- [Data lines]:

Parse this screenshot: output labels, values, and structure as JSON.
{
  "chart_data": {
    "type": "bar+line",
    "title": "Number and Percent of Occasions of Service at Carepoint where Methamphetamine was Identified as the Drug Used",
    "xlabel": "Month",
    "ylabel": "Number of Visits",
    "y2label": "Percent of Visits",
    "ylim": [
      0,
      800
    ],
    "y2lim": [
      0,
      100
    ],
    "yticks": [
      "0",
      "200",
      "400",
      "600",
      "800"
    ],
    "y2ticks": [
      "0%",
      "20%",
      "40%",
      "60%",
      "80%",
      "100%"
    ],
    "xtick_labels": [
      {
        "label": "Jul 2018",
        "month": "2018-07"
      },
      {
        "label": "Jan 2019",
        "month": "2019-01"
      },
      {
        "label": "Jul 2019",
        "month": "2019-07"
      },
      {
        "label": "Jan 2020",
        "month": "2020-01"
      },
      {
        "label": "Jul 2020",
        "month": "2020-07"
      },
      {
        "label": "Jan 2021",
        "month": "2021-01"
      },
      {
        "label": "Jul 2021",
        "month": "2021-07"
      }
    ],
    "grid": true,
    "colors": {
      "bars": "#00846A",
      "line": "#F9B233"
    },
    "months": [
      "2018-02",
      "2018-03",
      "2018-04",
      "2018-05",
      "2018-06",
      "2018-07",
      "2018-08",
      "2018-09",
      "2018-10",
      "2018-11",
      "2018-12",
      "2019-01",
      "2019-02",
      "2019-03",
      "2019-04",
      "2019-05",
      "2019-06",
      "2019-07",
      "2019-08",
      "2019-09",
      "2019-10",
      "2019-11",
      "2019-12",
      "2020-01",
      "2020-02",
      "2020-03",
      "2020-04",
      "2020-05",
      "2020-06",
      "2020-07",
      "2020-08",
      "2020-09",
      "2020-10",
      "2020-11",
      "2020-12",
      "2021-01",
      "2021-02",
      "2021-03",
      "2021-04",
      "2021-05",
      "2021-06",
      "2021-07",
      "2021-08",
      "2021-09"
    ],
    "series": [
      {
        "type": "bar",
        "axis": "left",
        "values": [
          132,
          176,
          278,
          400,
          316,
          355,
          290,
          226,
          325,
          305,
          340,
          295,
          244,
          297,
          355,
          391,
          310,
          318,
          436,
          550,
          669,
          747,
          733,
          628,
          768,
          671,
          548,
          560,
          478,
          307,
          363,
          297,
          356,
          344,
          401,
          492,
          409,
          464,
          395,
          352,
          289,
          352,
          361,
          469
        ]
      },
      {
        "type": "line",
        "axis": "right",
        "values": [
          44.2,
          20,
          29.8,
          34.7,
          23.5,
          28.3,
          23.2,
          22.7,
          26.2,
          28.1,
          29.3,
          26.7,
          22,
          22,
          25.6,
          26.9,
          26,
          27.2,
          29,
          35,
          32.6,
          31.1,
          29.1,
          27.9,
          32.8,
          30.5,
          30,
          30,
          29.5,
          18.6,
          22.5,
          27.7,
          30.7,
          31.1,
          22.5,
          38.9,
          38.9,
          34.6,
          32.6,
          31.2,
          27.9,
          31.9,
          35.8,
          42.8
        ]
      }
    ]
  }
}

- [Task directions]:
Copy out every line with the word "Number".

- [Output for this task]:
    "title": "Number and Percent of Occasions of Service at Carepoint where Methamphetamine was Identified as the Drug Used",
    "ylabel": "Number of Visits",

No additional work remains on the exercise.